▶ **DIRECTIONS**
Show every line in the records below that contains the word "Country".

▶ **DATA PROVIDED**
....
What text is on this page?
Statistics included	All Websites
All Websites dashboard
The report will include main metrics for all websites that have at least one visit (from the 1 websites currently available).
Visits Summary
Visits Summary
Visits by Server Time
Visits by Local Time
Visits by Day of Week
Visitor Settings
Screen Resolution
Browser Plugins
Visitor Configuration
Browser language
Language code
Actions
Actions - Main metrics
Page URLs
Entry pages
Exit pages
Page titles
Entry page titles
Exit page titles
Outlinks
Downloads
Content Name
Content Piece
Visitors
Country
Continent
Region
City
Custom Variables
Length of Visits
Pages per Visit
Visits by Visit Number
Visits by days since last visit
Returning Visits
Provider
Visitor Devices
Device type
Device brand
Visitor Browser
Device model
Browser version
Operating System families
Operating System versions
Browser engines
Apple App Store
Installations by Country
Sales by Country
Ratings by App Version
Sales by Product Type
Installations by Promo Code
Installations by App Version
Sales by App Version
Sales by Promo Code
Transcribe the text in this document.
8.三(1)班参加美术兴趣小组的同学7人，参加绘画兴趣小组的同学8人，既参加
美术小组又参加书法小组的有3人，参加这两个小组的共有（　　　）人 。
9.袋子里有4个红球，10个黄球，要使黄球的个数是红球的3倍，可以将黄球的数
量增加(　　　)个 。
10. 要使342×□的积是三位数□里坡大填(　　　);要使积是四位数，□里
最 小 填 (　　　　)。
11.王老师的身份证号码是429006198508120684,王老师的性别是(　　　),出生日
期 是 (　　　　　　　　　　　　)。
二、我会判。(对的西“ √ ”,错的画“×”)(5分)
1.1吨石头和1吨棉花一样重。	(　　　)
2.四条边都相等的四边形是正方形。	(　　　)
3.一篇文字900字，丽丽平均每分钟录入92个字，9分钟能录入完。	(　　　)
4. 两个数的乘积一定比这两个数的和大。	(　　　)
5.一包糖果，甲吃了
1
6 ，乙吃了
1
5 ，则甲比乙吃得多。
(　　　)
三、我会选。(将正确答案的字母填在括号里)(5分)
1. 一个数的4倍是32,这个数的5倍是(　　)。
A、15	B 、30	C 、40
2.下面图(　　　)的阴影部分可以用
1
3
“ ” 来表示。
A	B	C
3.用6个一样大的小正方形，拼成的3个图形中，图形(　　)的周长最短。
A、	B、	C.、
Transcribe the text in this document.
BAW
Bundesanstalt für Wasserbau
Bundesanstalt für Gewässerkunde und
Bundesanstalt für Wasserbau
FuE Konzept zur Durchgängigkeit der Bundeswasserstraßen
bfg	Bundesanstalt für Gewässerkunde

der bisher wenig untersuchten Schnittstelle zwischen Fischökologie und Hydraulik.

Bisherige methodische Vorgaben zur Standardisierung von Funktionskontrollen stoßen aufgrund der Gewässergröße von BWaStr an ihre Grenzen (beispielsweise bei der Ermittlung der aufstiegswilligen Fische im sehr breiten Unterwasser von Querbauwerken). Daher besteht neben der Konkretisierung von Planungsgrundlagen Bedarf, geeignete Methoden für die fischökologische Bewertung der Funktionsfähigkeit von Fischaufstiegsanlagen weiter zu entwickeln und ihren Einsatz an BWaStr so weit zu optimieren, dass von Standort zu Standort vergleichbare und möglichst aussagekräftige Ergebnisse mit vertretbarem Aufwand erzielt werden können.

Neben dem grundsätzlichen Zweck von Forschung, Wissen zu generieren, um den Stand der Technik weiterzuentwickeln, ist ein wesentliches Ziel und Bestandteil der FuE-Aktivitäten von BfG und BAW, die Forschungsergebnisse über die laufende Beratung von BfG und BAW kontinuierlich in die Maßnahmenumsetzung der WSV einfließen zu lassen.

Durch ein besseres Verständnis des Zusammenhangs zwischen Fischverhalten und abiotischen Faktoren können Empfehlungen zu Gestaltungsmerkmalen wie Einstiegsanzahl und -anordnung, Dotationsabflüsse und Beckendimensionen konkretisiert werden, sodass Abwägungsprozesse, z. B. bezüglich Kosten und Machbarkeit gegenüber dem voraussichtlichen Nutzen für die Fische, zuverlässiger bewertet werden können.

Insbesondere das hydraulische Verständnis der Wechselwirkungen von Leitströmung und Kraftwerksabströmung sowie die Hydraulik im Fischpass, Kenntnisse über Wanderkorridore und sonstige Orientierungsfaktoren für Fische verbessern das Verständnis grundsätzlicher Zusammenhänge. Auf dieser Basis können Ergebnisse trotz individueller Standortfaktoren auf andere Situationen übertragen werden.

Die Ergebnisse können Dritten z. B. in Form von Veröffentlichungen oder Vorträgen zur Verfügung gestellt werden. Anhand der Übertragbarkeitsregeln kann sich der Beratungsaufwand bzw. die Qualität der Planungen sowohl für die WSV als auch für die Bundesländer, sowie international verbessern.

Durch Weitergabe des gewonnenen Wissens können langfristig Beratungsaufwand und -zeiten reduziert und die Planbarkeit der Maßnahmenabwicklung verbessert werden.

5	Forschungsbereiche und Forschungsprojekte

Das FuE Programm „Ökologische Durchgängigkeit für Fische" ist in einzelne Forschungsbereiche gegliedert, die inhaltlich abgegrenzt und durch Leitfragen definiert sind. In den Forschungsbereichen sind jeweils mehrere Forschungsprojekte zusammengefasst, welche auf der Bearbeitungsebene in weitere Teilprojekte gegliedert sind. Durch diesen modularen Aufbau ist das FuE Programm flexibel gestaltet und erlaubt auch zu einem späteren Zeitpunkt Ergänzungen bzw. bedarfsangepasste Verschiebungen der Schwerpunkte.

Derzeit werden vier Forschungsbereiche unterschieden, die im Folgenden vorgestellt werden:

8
....
▶ **REPLY TO THE TASK**
Country
Installations by Country
Sales by Country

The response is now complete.